▸ GIVEN PROBLEM: Repeat the lines in the listing below exactly, starting with the line that contains "mixpanel-dots-logo[interactable] [42,45,143,66]" and going on through the line that contains "export-submenu: Braze Facebook".

▸ DATA SUPPLIED:
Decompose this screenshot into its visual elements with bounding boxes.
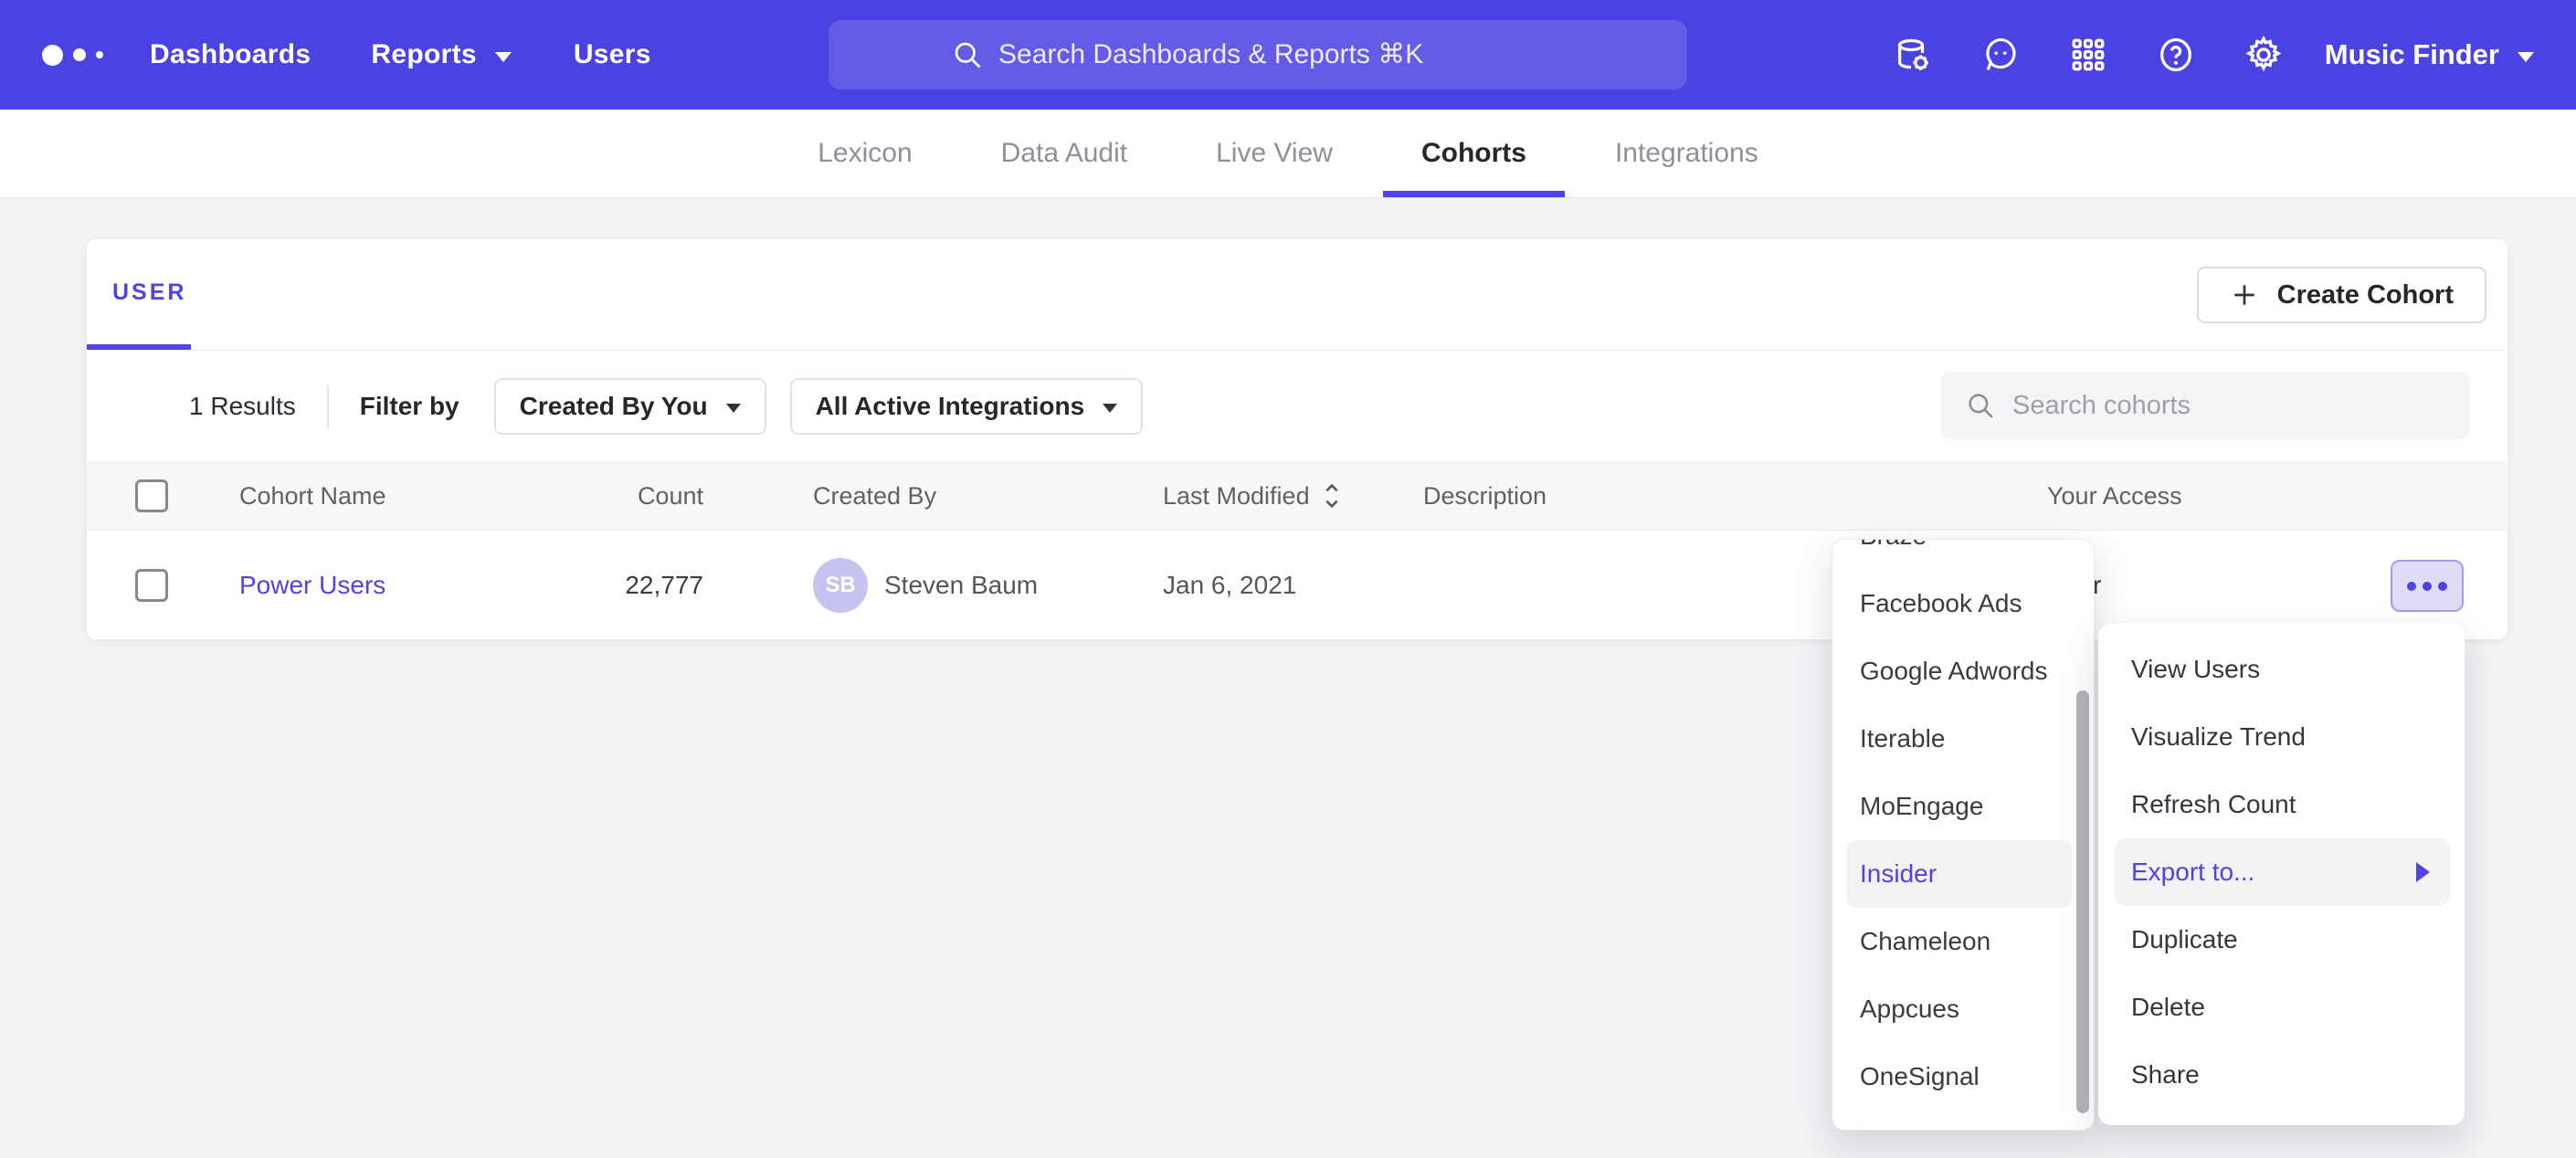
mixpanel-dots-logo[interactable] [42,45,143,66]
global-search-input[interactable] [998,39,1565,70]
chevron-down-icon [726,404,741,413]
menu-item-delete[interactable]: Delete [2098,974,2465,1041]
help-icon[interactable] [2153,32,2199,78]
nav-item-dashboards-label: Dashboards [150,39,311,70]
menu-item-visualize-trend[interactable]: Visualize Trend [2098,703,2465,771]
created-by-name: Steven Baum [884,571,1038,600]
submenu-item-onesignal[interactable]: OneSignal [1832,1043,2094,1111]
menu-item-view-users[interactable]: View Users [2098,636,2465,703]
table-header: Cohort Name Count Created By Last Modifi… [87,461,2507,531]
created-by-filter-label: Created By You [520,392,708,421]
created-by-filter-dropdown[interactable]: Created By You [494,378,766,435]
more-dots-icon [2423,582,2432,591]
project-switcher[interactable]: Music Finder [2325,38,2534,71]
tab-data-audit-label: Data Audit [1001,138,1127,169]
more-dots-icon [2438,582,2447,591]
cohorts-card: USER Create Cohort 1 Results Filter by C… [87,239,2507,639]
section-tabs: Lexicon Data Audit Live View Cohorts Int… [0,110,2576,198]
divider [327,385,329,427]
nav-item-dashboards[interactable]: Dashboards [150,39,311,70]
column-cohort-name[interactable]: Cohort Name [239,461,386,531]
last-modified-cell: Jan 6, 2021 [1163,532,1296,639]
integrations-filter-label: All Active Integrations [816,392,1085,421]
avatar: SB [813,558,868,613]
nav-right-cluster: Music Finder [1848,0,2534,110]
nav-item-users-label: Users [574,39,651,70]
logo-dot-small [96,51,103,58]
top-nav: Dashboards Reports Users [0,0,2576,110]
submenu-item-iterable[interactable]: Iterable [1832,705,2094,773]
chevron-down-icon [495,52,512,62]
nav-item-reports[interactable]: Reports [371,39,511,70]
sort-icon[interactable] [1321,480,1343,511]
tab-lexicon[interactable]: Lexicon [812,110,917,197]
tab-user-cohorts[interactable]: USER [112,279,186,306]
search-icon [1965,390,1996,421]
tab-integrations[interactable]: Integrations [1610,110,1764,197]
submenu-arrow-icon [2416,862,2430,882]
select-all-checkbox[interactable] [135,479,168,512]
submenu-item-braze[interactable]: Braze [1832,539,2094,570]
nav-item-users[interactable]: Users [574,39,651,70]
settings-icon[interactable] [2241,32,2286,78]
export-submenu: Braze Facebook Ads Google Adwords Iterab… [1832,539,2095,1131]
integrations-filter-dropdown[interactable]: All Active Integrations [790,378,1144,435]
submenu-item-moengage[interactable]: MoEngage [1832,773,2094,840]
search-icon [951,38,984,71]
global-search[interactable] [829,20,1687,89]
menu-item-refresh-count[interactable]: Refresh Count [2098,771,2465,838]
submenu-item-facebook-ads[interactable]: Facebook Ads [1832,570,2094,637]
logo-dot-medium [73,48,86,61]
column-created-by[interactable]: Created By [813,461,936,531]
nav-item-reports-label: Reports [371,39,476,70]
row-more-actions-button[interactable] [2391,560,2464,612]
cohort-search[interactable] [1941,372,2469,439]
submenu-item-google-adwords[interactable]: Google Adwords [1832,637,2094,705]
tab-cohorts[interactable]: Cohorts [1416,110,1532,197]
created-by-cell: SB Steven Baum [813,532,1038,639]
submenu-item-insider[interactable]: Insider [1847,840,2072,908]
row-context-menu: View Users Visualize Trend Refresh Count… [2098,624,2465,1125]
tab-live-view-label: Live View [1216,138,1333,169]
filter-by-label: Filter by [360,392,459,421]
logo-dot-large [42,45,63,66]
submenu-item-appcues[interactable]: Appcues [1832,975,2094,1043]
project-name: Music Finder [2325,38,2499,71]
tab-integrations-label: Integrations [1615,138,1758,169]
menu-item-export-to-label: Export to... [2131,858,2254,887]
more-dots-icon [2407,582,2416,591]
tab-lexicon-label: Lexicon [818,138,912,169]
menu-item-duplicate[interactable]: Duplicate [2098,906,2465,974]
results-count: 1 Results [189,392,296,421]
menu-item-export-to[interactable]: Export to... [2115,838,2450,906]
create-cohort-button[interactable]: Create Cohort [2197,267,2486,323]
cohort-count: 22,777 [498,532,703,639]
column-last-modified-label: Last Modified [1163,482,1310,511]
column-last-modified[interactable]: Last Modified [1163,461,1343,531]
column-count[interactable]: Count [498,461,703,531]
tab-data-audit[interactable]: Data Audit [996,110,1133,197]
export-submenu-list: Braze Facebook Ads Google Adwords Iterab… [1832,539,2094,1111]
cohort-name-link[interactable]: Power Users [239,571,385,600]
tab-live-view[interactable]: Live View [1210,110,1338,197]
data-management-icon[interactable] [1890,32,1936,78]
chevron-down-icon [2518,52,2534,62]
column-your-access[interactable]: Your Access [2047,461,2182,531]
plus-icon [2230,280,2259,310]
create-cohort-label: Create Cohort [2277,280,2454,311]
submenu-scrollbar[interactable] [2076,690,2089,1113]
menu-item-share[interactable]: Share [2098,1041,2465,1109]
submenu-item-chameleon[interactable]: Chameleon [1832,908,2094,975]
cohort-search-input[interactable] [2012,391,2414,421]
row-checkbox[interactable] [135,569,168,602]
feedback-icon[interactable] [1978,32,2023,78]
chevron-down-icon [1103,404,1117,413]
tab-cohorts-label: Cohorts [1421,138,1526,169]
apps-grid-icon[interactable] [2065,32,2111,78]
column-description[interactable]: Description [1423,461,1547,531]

▸ THE OUTPUT:
mixpanel-dots-logo[interactable] [42,45,143,66]
global-search-input[interactable] [998,39,1565,70]
chevron-down-icon [726,404,741,413]
menu-item-delete[interactable]: Delete [2098,974,2465,1041]
help-icon[interactable] [2153,32,2199,78]
nav-item-dashboards-label: Dashboards [150,39,311,70]
menu-item-visualize-trend[interactable]: Visualize Trend [2098,703,2465,771]
created-by-name: Steven Baum [884,571,1038,600]
submenu-item-onesignal[interactable]: OneSignal [1832,1043,2094,1111]
menu-item-view-users[interactable]: View Users [2098,636,2465,703]
table-header: Cohort Name Count Created By Last Modifi… [87,461,2507,531]
created-by-filter-label: Created By You [520,392,708,421]
created-by-filter-dropdown[interactable]: Created By You [494,378,766,435]
more-dots-icon [2423,582,2432,591]
project-switcher[interactable]: Music Finder [2325,38,2534,71]
tab-data-audit-label: Data Audit [1001,138,1127,169]
more-dots-icon [2438,582,2447,591]
cohorts-card: USER Create Cohort 1 Results Filter by C… [87,239,2507,639]
section-tabs: Lexicon Data Audit Live View Cohorts Int… [0,110,2576,198]
divider [327,385,329,427]
nav-item-dashboards[interactable]: Dashboards [150,39,311,70]
column-cohort-name[interactable]: Cohort Name [239,461,386,531]
last-modified-cell: Jan 6, 2021 [1163,532,1296,639]
integrations-filter-label: All Active Integrations [816,392,1085,421]
avatar: SB [813,558,868,613]
nav-right-cluster: Music Finder [1848,0,2534,110]
nav-item-users-label: Users [574,39,651,70]
logo-dot-small [96,51,103,58]
top-nav: Dashboards Reports Users [0,0,2576,110]
submenu-item-iterable[interactable]: Iterable [1832,705,2094,773]
chevron-down-icon [495,52,512,62]
nav-item-reports[interactable]: Reports [371,39,511,70]
sort-icon[interactable] [1321,480,1343,511]
tab-lexicon[interactable]: Lexicon [812,110,917,197]
tab-user-cohorts[interactable]: USER [112,279,186,306]
search-icon [1965,390,1996,421]
tab-integrations[interactable]: Integrations [1610,110,1764,197]
submenu-arrow-icon [2416,862,2430,882]
select-all-checkbox[interactable] [135,479,168,512]
submenu-item-braze[interactable]: Braze [1832,539,2094,570]
nav-item-users[interactable]: Users [574,39,651,70]
settings-icon[interactable] [2241,32,2286,78]
export-submenu: Braze Facebook Ads Google Adwords Iterab… [1832,539,2095,1131]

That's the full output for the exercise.